To be done – Copy down every line where the string "помещений" shows up.

Recorded data
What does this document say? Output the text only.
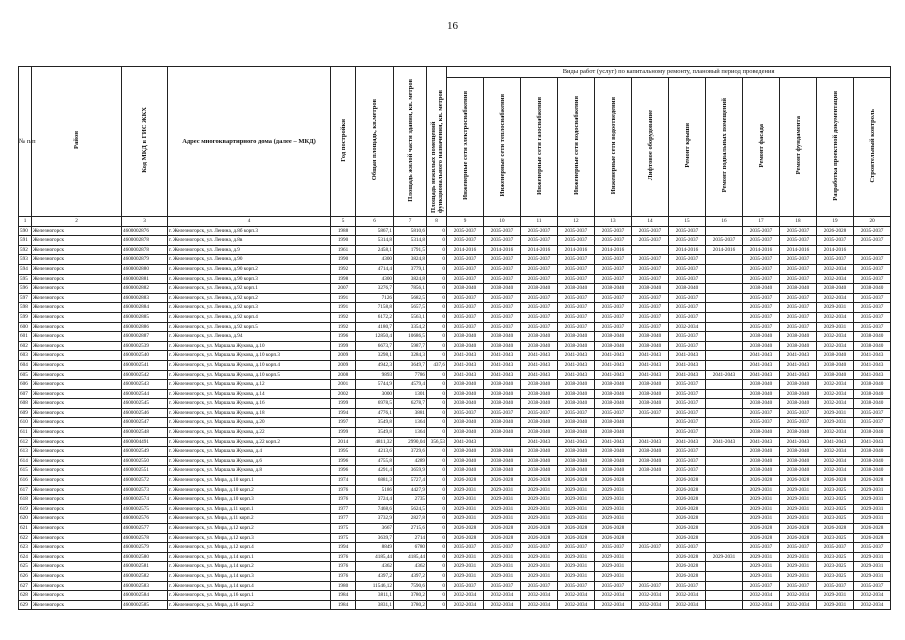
16
№ п/п	Район	Код МКД в ГИС ЖКХ	Адрес многоквартирного дома (далее – МКД)	Год постройки	Общая площадь, кв.метров	Площадь жилой части здания, кв. метров	Площадь нежилых помещений функционального назначения, кв. метров	Виды работ (услуг) по капитальному ремонту, плановый период проведения											
								Инженерные сети электроснабжения	Инженерные сети теплоснабжения	Инженерные сети газоснабжения	Инженерные сети водоснабжения	Инженерные сети водоотведения	Лифтовое оборудование	Ремонт крыши	Ремонт подвальных помещений	Ремонт фасада	Ремонт фундамента	Разработка проектной документации	Строительный контроль
1	2	3	4	5	6	7	8	9	10	11	12	13	14	15	16	17	18	19	20
590	Железногорск	4600002876	г. Железногорск, ул. Ленина, д.8б корп.3	1988	5867,1	5810,6	0	2035-2037	2035-2037	2035-2037	2035-2037	2035-2037	2035-2037	2035-2037		2035-2037	2035-2037	2026-2028	2035-2037
591	Железногорск	4600002878	г. Железногорск, ул. Ленина, д.8в	1990	5314,8	5314,8	0	2035-2037	2035-2037	2035-2037	2035-2037	2035-2037	2035-2037	2035-2037	2035-2037	2035-2037	2035-2037	2035-2037	2035-2037
592	Железногорск	4600002878	г. Железногорск, ул. Ленина, д.9	1961	2458,1	1791,5	0	2014-2016	2014-2016	2014-2016	2014-2016	2014-2016		2014-2016	2014-2016	2014-2016	2014-2016	2014-2016	
593	Железногорск	4600002879	г. Железногорск, ул. Ленина, д.90	1990	4300	3824,8	0	2035-2037	2035-2037	2035-2037	2035-2037	2035-2037	2035-2037	2035-2037		2035-2037	2035-2037	2035-2037	2035-2037
594	Железногорск	4600002880	г. Железногорск, ул. Ленина, д.90 корп.2	1992	4714,4	3779,1	0	2035-2037	2035-2037	2035-2037	2035-2037	2035-2037	2035-2037	2035-2037		2035-2037	2035-2037	2032-2034	2035-2037
595	Железногорск	4600002881	г. Железногорск, ул. Ленина, д.90 корп.3	1998	4300	3824,8	0	2035-2037	2035-2037	2035-2037	2035-2037	2035-2037	2035-2037	2035-2037		2035-2037	2035-2037	2032-2034	2035-2037
596	Железногорск	4600002882	г. Железногорск, ул. Ленина, д.92 корп.1	2007	3276,7	7856,1	0	2038-2040	2038-2040	2038-2040	2038-2040	2038-2040	2038-2040	2038-2040		2038-2040	2038-2040	2038-2040	2038-2040
597	Железногорск	4600002883	г. Железногорск, ул. Ленина, д.92 корп.2	1991	7126	5682,5	0	2035-2037	2035-2037	2035-2037	2035-2037	2035-2037	2035-2037	2035-2037		2035-2037	2035-2037	2032-2034	2035-2037
598	Железногорск	4600002884	г. Железногорск, ул. Ленина, д.92 корп.3	1991	7158,8	5657,5	0	2035-2037	2035-2037	2035-2037	2035-2037	2035-2037	2035-2037	2035-2037		2035-2037	2035-2037	2029-2031	2035-2037
599	Железногорск	4600002885	г. Железногорск, ул. Ленина, д.92 корп.4	1992	6172,2	5563,1	0	2035-2037	2035-2037	2035-2037	2035-2037	2035-2037	2035-2037	2035-2037		2035-2037	2035-2037	2032-2034	2035-2037
600	Железногорск	4600002886	г. Железногорск, ул. Ленина, д.92 корп.5	1992	4180,7	3354,2	0	2035-2037	2035-2037	2035-2037	2035-2037	2035-2037	2035-2037	2032-2034		2035-2037	2035-2037	2029-2031	2035-2037
601	Железногорск	4600002887	г. Железногорск, ул. Ленина, д.94	1996	12850,4	10686,5	0	2038-2040	2038-2040	2038-2040	2038-2040	2038-2040	2038-2040	2035-2037		2038-2040	2038-2040	2032-2034	2038-2040
602	Железногорск	4600002539	г. Железногорск, ул. Маршала Жукова, д.10	1999	6673,7	5987,7	0	2038-2040	2038-2040	2038-2040	2038-2040	2038-2040	2038-2040	2035-2037		2038-2040	2038-2040	2032-2034	2038-2040
603	Железногорск	4600002540	г. Железногорск, ул. Маршала Жукова, д.10 корп.3	2009	3298,1	3284,3	0	2041-2043	2041-2043	2041-2043	2041-2043	2041-2043	2041-2043	2041-2043		2041-2043	2041-2043	2038-2040	2041-2043
604	Железногорск	4600002541	г. Железногорск, ул. Маршала Жукова, д.10 корп.4	2009	4942,3	3649,7	437,6	2041-2043	2041-2043	2041-2043	2041-2043	2041-2043	2041-2043	2041-2043		2041-2043	2041-2043	2038-2040	2041-2043
605	Железногорск	4600002542	г. Железногорск, ул. Маршала Жукова, д.10 корп.5	2008	9893	7786	0	2041-2043	2041-2043	2041-2043	2041-2043	2041-2043	2041-2043	2041-2043	2041-2043	2041-2043	2041-2043	2038-2040	2041-2043
606	Железногорск	4600002543	г. Железногорск, ул. Маршала Жукова, д.12	2001	5744,9	4579,4	0	2038-2040	2038-2040	2038-2040	2038-2040	2038-2040	2038-2040	2035-2037		2038-2040	2038-2040	2032-2034	2038-2040
607	Железногорск	4600002544	г. Железногорск, ул. Маршала Жукова, д.14	2002	3000	1301	0	2038-2040	2038-2040	2038-2040	2038-2040	2038-2040	2038-2040	2035-2037		2038-2040	2038-2040	2032-2034	2038-2040
608	Железногорск	4600002545	г. Железногорск, ул. Маршала Жукова, д.16	1999	6978,5	6278,7	0	2038-2040	2038-2040	2038-2040	2038-2040	2038-2040	2038-2040	2035-2037		2038-2040	2038-2040	2032-2034	2038-2040
609	Железногорск	4600002546	г. Железногорск, ул. Маршала Жукова, д.18	1994	4776,1	3881	0	2035-2037	2035-2037	2035-2037	2035-2037	2035-2037	2035-2037	2035-2037		2035-2037	2035-2037	2029-2031	2035-2037
610	Железногорск	4600002547	г. Железногорск, ул. Маршала Жукова, д.20	1997	3549,8	1364	0	2038-2040	2038-2040	2038-2040	2038-2040	2038-2040		2035-2037		2035-2037	2035-2037	2029-2031	2035-2037
611	Железногорск	4600002548	г. Железногорск, ул. Маршала Жукова, д.22	1999	3549,8	1364	0	2038-2040	2038-2040	2038-2040	2038-2040	2038-2040		2035-2037		2038-2040	2038-2040	2032-2034	2038-2040
612	Железногорск	4600004491	г. Железногорск, ул. Маршала Жукова, д.22 корп.2	2014	4811,32	2990,04	356,53	2041-2043		2041-2043	2041-2043	2041-2043	2041-2043	2041-2043	2041-2043	2041-2043	2041-2043	2041-2043	2041-2043
613	Железногорск	4600002549	г. Железногорск, ул. Маршала Жукова, д.4	1995	4213,6	3729,6	0	2038-2040	2038-2040	2038-2040	2038-2040	2038-2040	2038-2040	2035-2037		2038-2040	2038-2040	2032-2034	2038-2040
614	Железногорск	4600002550	г. Железногорск, ул. Маршала Жукова, д.6	1996	4755,8	4289	0	2038-2040	2038-2040	2038-2040	2038-2040	2038-2040	2038-2040	2035-2037		2038-2040	2038-2040	2032-2034	2038-2040
615	Железногорск	4600002551	г. Железногорск, ул. Маршала Жукова, д.8	1996	4291,4	3659,9	0	2038-2040	2038-2040	2038-2040	2038-2040	2038-2040	2038-2040	2035-2037		2038-2040	2038-2040	2032-2034	2038-2040
616	Железногорск	4600002572	г. Железногорск, ул. Мира, д.10 корп.1	1974	6881,3	5727,4	0	2026-2028	2026-2028	2026-2028	2026-2028	2026-2028		2026-2028		2026-2028	2026-2028	2026-2028	2026-2028
617	Железногорск	4600002573	г. Железногорск, ул. Мира, д.10 корп.2	1976	5186	4427,9	0	2029-2031	2029-2031	2029-2031	2029-2031	2029-2031		2026-2028		2029-2031	2029-2031	2023-2025	2029-2031
618	Железногорск	4600002574	г. Железногорск, ул. Мира, д.10 корп.3	1976	3724,4	2735	0	2029-2031	2029-2031	2029-2031	2029-2031	2029-2031		2026-2028		2029-2031	2029-2031	2023-2025	2029-2031
619	Железногорск	4600002575	г. Железногорск, ул. Мира, д.11 корп.1	1977	7468,6	5624,5	0	2029-2031	2029-2031	2029-2031	2029-2031	2029-2031		2026-2028		2029-2031	2029-2031	2023-2025	2029-2031
620	Железногорск	4600002576	г. Железногорск, ул. Мира, д.11 корп.2	1977	3732,9	2827,8	0	2029-2031	2029-2031	2029-2031	2029-2031	2029-2031		2026-2028		2029-2031	2029-2031	2023-2025	2029-2031
621	Железногорск	4600002577	г. Железногорск, ул. Мира, д.12 корп.2	1975	3667	2715,6	0	2026-2028	2026-2028	2026-2028	2026-2028	2026-2028		2026-2028		2026-2028	2026-2028	2026-2028	2026-2028
622	Железногорск	4600002578	г. Железногорск, ул. Мира, д.12 корп.3	1975	3639,7	2714	0	2026-2028	2026-2028	2026-2028	2026-2028	2026-2028		2026-2028		2026-2028	2026-2028	2023-2025	2026-2028
623	Железногорск	4600002579	г. Железногорск, ул. Мира, д.12 корп.4	1994	8849	6780	0	2035-2037	2035-2037	2035-2037	2035-2037	2035-2037	2035-2037	2035-2037		2035-2037	2035-2037	2035-2037	2035-2037
624	Железногорск	4600002580	г. Железногорск, ул. Мира, д.14 корп.1	1976	4185,44	4185,44	0	2029-2031	2029-2031	2029-2031	2029-2031	2029-2031		2026-2028	2029-2031	2029-2031	2029-2031	2023-2025	2029-2031
625	Железногорск	4600002581	г. Железногорск, ул. Мира, д.14 корп.2	1976	4362	4362	0	2029-2031	2029-2031	2029-2031	2029-2031	2029-2031		2026-2028		2029-2031	2029-2031	2023-2025	2029-2031
626	Железногорск	4600002582	г. Железногорск, ул. Мира, д.14 корп.3	1976	4397,2	4397,2	0	2029-2031	2029-2031	2029-2031	2029-2031	2029-2031		2026-2028		2029-2031	2029-2031	2023-2025	2029-2031
627	Железногорск	4600002583	г. Железногорск, ул. Мира, д.14 корп.4	1980	11546,12	7590,6	0	2035-2037	2035-2037	2035-2037	2035-2037	2035-2037	2035-2037	2035-2037		2035-2037	2035-2037	2035-2037	2035-2037
628	Железногорск	4600002584	г. Железногорск, ул. Мира, д.16 корп.1	1984	3811,1	3780,2	0	2032-2034	2032-2034	2032-2034	2032-2034	2032-2034	2032-2034	2032-2034		2032-2034	2032-2034	2029-2031	2032-2034
629	Железногорск	4600002585	г. Железногорск, ул. Мира, д.16 корп.2	1984	3831,1	3780,2	0	2032-2034	2032-2034	2032-2034	2032-2034	2032-2034	2032-2034	2032-2034		2032-2034	2032-2034	2029-2031	2032-2034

Final result –
№ п/п	Район	Код МКД в ГИС ЖКХ	Адрес многоквартирного дома (далее – МКД)	Год постройки	Общая площадь, кв.метров	Площадь жилой части здания, кв. метров	Площадь нежилых помещений функционального назначения, кв. метров	Виды работ (услуг) по капитальному ремонту, плановый период проведения											
								Инженерные сети электроснабжения	Инженерные сети теплоснабжения	Инженерные сети газоснабжения	Инженерные сети водоснабжения	Инженерные сети водоотведения	Лифтовое оборудование	Ремонт крыши	Ремонт подвальных помещений	Ремонт фасада	Ремонт фундамента	Разработка проектной документации	Строительный контроль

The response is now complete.